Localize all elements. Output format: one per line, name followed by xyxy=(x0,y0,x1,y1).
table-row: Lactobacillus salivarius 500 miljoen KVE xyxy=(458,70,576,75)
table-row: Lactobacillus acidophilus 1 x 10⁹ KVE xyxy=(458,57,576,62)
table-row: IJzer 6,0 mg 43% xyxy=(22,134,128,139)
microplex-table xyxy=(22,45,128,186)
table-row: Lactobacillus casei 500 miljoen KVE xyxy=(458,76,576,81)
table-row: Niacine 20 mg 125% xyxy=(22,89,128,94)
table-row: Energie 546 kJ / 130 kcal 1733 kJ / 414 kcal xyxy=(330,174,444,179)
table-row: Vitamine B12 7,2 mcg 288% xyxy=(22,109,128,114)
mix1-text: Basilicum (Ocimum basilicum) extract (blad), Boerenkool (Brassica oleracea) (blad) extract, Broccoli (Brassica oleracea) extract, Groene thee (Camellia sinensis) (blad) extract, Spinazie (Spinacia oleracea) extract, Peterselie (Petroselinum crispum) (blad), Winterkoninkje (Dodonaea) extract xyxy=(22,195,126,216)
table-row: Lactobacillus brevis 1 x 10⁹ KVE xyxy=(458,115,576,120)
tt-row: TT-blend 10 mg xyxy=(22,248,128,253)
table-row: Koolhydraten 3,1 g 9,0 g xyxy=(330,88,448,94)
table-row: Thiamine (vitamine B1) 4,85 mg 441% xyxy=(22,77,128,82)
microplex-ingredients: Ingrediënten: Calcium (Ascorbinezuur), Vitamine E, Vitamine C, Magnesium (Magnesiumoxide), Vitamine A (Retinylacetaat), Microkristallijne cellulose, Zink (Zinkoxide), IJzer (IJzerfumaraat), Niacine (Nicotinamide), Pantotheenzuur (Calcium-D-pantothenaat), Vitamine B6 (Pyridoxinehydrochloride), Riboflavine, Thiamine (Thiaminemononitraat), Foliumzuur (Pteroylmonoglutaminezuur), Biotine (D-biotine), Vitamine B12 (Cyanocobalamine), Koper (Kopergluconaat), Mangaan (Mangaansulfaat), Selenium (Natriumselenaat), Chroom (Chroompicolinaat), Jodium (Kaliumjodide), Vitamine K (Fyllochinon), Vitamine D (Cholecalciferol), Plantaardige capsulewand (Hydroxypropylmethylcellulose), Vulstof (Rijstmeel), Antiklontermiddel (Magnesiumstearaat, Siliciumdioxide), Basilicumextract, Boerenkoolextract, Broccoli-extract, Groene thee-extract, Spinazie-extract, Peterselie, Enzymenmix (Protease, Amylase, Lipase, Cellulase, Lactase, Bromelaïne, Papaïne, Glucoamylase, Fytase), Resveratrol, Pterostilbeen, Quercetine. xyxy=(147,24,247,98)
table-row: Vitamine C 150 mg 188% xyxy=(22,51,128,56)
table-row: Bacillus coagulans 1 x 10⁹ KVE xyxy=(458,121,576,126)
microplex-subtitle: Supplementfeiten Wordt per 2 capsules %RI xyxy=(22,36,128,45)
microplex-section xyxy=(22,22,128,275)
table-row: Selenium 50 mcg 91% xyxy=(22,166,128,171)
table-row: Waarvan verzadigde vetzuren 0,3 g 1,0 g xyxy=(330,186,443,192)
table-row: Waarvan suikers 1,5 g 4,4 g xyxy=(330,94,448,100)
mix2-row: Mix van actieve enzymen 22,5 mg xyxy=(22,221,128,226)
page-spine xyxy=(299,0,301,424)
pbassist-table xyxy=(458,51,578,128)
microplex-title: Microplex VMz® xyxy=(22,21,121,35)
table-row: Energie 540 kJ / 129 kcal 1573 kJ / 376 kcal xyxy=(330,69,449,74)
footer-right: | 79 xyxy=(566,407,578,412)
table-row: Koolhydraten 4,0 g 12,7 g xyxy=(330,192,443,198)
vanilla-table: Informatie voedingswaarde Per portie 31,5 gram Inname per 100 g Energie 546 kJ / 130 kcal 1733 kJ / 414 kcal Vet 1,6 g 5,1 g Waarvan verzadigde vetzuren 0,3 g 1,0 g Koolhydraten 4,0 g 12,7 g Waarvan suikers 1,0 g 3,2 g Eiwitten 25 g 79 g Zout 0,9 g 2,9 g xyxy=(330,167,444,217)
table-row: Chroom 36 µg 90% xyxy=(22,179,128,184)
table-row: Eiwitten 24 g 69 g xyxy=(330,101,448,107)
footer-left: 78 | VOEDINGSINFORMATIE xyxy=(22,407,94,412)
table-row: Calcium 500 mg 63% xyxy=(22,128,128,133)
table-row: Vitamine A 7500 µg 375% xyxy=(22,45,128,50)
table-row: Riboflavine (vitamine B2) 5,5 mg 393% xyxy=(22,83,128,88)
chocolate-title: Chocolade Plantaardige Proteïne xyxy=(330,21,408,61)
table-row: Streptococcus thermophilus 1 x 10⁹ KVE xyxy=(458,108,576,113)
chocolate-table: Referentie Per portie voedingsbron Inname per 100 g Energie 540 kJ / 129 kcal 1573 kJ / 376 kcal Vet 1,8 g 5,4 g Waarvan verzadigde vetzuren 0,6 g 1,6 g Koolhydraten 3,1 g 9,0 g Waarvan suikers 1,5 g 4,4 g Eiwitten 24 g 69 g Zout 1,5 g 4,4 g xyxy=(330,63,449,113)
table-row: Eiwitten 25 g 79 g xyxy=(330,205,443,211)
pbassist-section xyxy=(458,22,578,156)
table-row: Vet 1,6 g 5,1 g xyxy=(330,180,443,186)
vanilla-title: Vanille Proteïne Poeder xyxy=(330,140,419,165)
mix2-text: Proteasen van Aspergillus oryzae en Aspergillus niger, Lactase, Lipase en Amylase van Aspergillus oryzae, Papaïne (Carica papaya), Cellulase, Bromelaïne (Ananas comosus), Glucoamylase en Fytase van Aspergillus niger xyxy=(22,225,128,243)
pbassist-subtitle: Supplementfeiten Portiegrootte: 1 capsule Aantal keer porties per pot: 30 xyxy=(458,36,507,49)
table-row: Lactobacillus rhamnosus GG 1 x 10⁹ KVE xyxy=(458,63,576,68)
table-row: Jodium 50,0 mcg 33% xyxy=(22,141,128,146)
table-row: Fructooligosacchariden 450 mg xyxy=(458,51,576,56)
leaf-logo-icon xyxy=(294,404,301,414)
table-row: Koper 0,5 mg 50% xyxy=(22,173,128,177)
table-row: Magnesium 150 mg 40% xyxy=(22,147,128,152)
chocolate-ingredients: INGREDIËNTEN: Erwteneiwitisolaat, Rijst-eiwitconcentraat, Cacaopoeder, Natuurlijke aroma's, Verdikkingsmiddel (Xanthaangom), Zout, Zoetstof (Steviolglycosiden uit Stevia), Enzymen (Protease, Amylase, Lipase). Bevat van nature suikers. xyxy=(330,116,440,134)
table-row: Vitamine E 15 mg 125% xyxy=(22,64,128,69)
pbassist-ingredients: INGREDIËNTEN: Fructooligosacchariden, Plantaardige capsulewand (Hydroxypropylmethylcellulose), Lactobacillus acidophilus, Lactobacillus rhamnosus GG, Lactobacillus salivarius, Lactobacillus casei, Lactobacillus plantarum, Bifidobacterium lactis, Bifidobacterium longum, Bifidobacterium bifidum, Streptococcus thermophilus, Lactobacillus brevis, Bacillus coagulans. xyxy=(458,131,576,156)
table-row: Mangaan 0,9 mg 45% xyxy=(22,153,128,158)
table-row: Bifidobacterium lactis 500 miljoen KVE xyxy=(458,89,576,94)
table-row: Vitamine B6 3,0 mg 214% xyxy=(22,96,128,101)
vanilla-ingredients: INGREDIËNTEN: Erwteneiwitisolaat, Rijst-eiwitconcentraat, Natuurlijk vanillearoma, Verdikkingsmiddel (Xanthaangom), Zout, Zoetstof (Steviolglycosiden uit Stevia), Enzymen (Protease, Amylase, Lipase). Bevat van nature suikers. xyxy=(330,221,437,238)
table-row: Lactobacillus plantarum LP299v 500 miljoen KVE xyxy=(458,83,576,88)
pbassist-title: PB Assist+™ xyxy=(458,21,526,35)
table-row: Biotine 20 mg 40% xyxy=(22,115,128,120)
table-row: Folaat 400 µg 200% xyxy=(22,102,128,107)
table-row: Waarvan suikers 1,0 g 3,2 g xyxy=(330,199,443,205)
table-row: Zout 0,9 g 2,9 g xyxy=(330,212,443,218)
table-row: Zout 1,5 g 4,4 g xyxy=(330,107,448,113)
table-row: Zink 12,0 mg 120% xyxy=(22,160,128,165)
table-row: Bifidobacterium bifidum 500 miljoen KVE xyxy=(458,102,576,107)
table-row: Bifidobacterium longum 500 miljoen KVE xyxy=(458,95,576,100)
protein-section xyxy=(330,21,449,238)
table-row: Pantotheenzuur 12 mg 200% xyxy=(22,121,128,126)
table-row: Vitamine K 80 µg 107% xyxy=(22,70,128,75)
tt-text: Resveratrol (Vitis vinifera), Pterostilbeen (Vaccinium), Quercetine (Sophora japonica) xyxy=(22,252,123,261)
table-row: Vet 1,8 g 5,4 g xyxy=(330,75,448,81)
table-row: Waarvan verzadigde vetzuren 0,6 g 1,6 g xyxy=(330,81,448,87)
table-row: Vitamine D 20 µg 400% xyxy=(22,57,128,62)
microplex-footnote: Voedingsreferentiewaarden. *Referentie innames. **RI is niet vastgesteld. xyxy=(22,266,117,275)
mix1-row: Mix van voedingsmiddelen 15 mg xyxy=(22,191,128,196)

- - - - - - -

HOW TO COMPLETE THIS TASK
Copy every line from the material in which the word "Chroom" can be found.

RESPONSE BELOW
microplex-ingredients: Ingrediënten: Calcium (Ascorbinezuur), Vitamine E, Vitamine C, Magnesium (Magnesiumoxide), Vitamine A (Retinylacetaat), Microkristallijne cellulose, Zink (Zinkoxide), IJzer (IJzerfumaraat), Niacine (Nicotinamide), Pantotheenzuur (Calcium-D-pantothenaat), Vitamine B6 (Pyridoxinehydrochloride), Riboflavine, Thiamine (Thiaminemononitraat), Foliumzuur (Pteroylmonoglutaminezuur), Biotine (D-biotine), Vitamine B12 (Cyanocobalamine), Koper (Kopergluconaat), Mangaan (Mangaansulfaat), Selenium (Natriumselenaat), Chroom (Chroompicolinaat), Jodium (Kaliumjodide), Vitamine K (Fyllochinon), Vitamine D (Cholecalciferol), Plantaardige capsulewand (Hydroxypropylmethylcellulose), Vulstof (Rijstmeel), Antiklontermiddel (Magnesiumstearaat, Siliciumdioxide), Basilicumextract, Boerenkoolextract, Broccoli-extract, Groene thee-extract, Spinazie-extract, Peterselie, Enzymenmix (Protease, Amylase, Lipase, Cellulase, Lactase, Bromelaïne, Papaïne, Glucoamylase, Fytase), Resveratrol, Pterostilbeen, Quercetine. xyxy=(147,24,247,98)
table-row: Chroom 36 µg 90% xyxy=(22,179,128,184)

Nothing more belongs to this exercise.